▸ **WHAT YOU ARE ASKED TO DO**: Records follow. Select each line holding "that".

--- BEGIN RECORD EXTRACTS ---

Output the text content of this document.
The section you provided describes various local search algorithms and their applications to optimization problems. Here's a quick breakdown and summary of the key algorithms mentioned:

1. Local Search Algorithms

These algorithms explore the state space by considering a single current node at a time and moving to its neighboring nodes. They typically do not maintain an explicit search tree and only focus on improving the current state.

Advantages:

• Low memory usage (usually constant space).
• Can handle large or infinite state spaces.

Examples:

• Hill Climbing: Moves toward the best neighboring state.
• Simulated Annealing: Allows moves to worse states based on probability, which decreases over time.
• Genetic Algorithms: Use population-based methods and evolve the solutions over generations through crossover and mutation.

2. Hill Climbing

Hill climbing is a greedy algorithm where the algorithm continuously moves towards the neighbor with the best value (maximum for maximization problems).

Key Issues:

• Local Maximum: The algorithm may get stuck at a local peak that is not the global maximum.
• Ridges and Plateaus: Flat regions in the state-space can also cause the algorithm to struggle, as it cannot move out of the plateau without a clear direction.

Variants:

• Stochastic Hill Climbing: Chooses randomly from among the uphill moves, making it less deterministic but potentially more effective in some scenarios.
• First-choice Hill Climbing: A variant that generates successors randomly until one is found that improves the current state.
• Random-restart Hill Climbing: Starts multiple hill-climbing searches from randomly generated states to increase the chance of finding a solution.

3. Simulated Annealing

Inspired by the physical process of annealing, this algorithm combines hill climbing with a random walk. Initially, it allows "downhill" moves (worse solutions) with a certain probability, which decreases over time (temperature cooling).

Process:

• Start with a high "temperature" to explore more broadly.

--- END RECORD EXTRACTS ---

▸ **EXPECTED ANSWER**:
• Local Maximum: The algorithm may get stuck at a local peak that is not the global maximum.
• First-choice Hill Climbing: A variant that generates successors randomly until one is found that improves the current state.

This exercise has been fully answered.